Source material:
┌──

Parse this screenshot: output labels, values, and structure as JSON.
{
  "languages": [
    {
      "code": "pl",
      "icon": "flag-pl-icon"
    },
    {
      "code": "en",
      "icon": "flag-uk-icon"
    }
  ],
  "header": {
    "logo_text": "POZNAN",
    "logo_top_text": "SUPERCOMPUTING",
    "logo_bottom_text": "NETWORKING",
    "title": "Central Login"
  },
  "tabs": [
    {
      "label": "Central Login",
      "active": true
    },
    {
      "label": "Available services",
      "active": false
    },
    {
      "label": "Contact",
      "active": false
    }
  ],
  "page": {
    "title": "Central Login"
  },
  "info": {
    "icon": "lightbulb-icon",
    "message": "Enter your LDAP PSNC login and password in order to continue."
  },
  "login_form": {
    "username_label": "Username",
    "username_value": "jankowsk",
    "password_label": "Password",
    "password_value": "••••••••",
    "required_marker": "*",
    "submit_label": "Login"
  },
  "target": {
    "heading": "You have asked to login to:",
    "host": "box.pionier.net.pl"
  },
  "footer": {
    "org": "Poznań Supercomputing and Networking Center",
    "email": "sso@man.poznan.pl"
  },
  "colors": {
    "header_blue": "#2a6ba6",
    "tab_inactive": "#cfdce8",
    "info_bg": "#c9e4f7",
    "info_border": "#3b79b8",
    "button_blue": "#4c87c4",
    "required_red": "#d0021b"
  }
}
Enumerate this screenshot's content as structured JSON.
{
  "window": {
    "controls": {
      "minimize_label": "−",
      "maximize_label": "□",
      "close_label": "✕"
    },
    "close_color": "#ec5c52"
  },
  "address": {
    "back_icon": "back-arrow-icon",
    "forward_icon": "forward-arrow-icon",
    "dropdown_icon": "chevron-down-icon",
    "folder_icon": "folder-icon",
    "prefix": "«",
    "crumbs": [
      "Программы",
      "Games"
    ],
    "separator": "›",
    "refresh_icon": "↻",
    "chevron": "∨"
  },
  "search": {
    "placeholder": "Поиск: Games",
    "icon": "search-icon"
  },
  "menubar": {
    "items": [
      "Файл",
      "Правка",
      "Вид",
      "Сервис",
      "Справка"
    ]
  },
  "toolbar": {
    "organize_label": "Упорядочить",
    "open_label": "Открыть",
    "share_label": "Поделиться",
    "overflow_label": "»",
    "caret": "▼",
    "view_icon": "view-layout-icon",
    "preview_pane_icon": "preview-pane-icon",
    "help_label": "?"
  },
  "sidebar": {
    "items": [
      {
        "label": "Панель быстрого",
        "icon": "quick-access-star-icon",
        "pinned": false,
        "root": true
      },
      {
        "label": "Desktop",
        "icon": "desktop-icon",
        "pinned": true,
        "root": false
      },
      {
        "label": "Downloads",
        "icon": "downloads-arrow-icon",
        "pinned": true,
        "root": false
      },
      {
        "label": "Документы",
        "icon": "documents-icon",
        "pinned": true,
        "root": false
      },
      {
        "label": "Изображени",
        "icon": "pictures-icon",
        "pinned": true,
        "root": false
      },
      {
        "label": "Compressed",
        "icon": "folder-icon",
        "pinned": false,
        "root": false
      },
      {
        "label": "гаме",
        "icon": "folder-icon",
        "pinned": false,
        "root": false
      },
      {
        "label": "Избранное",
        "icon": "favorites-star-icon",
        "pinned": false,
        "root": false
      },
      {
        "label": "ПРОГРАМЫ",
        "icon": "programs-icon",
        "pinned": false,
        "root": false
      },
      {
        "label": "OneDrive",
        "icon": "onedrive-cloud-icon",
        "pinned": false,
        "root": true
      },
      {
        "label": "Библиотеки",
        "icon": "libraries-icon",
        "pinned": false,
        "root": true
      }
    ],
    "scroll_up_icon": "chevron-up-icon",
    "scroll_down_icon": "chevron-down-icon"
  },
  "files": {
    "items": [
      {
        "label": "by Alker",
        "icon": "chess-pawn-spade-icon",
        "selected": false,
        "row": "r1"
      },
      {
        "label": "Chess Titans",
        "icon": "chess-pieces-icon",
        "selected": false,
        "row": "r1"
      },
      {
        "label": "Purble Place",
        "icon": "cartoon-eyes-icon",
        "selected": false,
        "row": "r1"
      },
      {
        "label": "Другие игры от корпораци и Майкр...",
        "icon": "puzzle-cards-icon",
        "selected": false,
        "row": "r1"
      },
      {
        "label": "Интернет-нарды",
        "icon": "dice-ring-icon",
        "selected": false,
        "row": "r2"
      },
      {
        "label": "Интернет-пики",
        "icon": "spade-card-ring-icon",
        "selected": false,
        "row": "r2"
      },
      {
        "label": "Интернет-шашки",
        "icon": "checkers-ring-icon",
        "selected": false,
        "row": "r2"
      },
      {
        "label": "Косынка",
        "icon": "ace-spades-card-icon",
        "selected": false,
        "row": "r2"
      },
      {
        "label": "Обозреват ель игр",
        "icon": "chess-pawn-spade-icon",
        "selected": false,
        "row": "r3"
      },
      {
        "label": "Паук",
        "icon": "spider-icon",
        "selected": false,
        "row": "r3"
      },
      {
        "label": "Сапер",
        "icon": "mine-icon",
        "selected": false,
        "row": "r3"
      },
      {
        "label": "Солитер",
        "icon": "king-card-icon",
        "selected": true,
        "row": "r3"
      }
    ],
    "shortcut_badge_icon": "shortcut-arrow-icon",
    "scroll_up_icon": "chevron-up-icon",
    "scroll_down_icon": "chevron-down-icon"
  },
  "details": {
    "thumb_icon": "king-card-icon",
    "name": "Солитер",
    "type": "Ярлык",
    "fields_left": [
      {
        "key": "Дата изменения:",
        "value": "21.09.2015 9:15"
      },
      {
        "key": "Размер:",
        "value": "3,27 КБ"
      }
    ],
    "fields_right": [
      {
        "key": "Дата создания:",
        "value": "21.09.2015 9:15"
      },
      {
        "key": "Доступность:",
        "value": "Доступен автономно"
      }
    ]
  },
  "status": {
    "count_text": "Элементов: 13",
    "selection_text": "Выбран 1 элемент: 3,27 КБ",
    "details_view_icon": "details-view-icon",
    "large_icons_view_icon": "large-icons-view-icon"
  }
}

└──

Instructions for the task: Each entry is to be returned in full, character for character.

The reply:
Parse this screenshot: output labels, values, and structure as JSON.
{
  "languages": [
    {
      "code": "pl",
      "icon": "flag-pl-icon"
    },
    {
      "code": "en",
      "icon": "flag-uk-icon"
    }
  ],
  "header": {
    "logo_text": "POZNAN",
    "logo_top_text": "SUPERCOMPUTING",
    "logo_bottom_text": "NETWORKING",
    "title": "Central Login"
  },
  "tabs": [
    {
      "label": "Central Login",
      "active": true
    },
    {
      "label": "Available services",
      "active": false
    },
    {
      "label": "Contact",
      "active": false
    }
  ],
  "page": {
    "title": "Central Login"
  },
  "info": {
    "icon": "lightbulb-icon",
    "message": "Enter your LDAP PSNC login and password in order to continue."
  },
  "login_form": {
    "username_label": "Username",
    "username_value": "jankowsk",
    "password_label": "Password",
    "password_value": "••••••••",
    "required_marker": "*",
    "submit_label": "Login"
  },
  "target": {
    "heading": "You have asked to login to:",
    "host": "box.pionier.net.pl"
  },
  "footer": {
    "org": "Poznań Supercomputing and Networking Center",
    "email": "sso@man.poznan.pl"
  },
  "colors": {
    "header_blue": "#2a6ba6",
    "tab_inactive": "#cfdce8",
    "info_bg": "#c9e4f7",
    "info_border": "#3b79b8",
    "button_blue": "#4c87c4",
    "required_red": "#d0021b"
  }
}
Enumerate this screenshot's content as structured JSON.
{
  "window": {
    "controls": {
      "minimize_label": "−",
      "maximize_label": "□",
      "close_label": "✕"
    },
    "close_color": "#ec5c52"
  },
  "address": {
    "back_icon": "back-arrow-icon",
    "forward_icon": "forward-arrow-icon",
    "dropdown_icon": "chevron-down-icon",
    "folder_icon": "folder-icon",
    "prefix": "«",
    "crumbs": [
      "Программы",
      "Games"
    ],
    "separator": "›",
    "refresh_icon": "↻",
    "chevron": "∨"
  },
  "search": {
    "placeholder": "Поиск: Games",
    "icon": "search-icon"
  },
  "menubar": {
    "items": [
      "Файл",
      "Правка",
      "Вид",
      "Сервис",
      "Справка"
    ]
  },
  "toolbar": {
    "organize_label": "Упорядочить",
    "open_label": "Открыть",
    "share_label": "Поделиться",
    "overflow_label": "»",
    "caret": "▼",
    "view_icon": "view-layout-icon",
    "preview_pane_icon": "preview-pane-icon",
    "help_label": "?"
  },
  "sidebar": {
    "items": [
      {
        "label": "Панель быстрого",
        "icon": "quick-access-star-icon",
        "pinned": false,
        "root": true
      },
      {
        "label": "Desktop",
        "icon": "desktop-icon",
        "pinned": true,
        "root": false
      },
      {
        "label": "Downloads",
        "icon": "downloads-arrow-icon",
        "pinned": true,
        "root": false
      },
      {
        "label": "Документы",
        "icon": "documents-icon",
        "pinned": true,
        "root": false
      },
      {
        "label": "Изображени",
        "icon": "pictures-icon",
        "pinned": true,
        "root": false
      },
      {
        "label": "Compressed",
        "icon": "folder-icon",
        "pinned": false,
        "root": false
      },
      {
        "label": "гаме",
        "icon": "folder-icon",
        "pinned": false,
        "root": false
      },
      {
        "label": "Избранное",
        "icon": "favorites-star-icon",
        "pinned": false,
        "root": false
      },
      {
        "label": "ПРОГРАМЫ",
        "icon": "programs-icon",
        "pinned": false,
        "root": false
      },
      {
        "label": "OneDrive",
        "icon": "onedrive-cloud-icon",
        "pinned": false,
        "root": true
      },
      {
        "label": "Библиотеки",
        "icon": "libraries-icon",
        "pinned": false,
        "root": true
      }
    ],
    "scroll_up_icon": "chevron-up-icon",
    "scroll_down_icon": "chevron-down-icon"
  },
  "files": {
    "items": [
      {
        "label": "by Alker",
        "icon": "chess-pawn-spade-icon",
        "selected": false,
        "row": "r1"
      },
      {
        "label": "Chess Titans",
        "icon": "chess-pieces-icon",
        "selected": false,
        "row": "r1"
      },
      {
        "label": "Purble Place",
        "icon": "cartoon-eyes-icon",
        "selected": false,
        "row": "r1"
      },
      {
        "label": "Другие игры от корпораци и Майкр...",
        "icon": "puzzle-cards-icon",
        "selected": false,
        "row": "r1"
      },
      {
        "label": "Интернет-нарды",
        "icon": "dice-ring-icon",
        "selected": false,
        "row": "r2"
      },
      {
        "label": "Интернет-пики",
        "icon": "spade-card-ring-icon",
        "selected": false,
        "row": "r2"
      },
      {
        "label": "Интернет-шашки",
        "icon": "checkers-ring-icon",
        "selected": false,
        "row": "r2"
      },
      {
        "label": "Косынка",
        "icon": "ace-spades-card-icon",
        "selected": false,
        "row": "r2"
      },
      {
        "label": "Обозреват ель игр",
        "icon": "chess-pawn-spade-icon",
        "selected": false,
        "row": "r3"
      },
      {
        "label": "Паук",
        "icon": "spider-icon",
        "selected": false,
        "row": "r3"
      },
      {
        "label": "Сапер",
        "icon": "mine-icon",
        "selected": false,
        "row": "r3"
      },
      {
        "label": "Солитер",
        "icon": "king-card-icon",
        "selected": true,
        "row": "r3"
      }
    ],
    "shortcut_badge_icon": "shortcut-arrow-icon",
    "scroll_up_icon": "chevron-up-icon",
    "scroll_down_icon": "chevron-down-icon"
  },
  "details": {
    "thumb_icon": "king-card-icon",
    "name": "Солитер",
    "type": "Ярлык",
    "fields_left": [
      {
        "key": "Дата изменения:",
        "value": "21.09.2015 9:15"
      },
      {
        "key": "Размер:",
        "value": "3,27 КБ"
      }
    ],
    "fields_right": [
      {
        "key": "Дата создания:",
        "value": "21.09.2015 9:15"
      },
      {
        "key": "Доступность:",
        "value": "Доступен автономно"
      }
    ]
  },
  "status": {
    "count_text": "Элементов: 13",
    "selection_text": "Выбран 1 элемент: 3,27 КБ",
    "details_view_icon": "details-view-icon",
    "large_icons_view_icon": "large-icons-view-icon"
  }
}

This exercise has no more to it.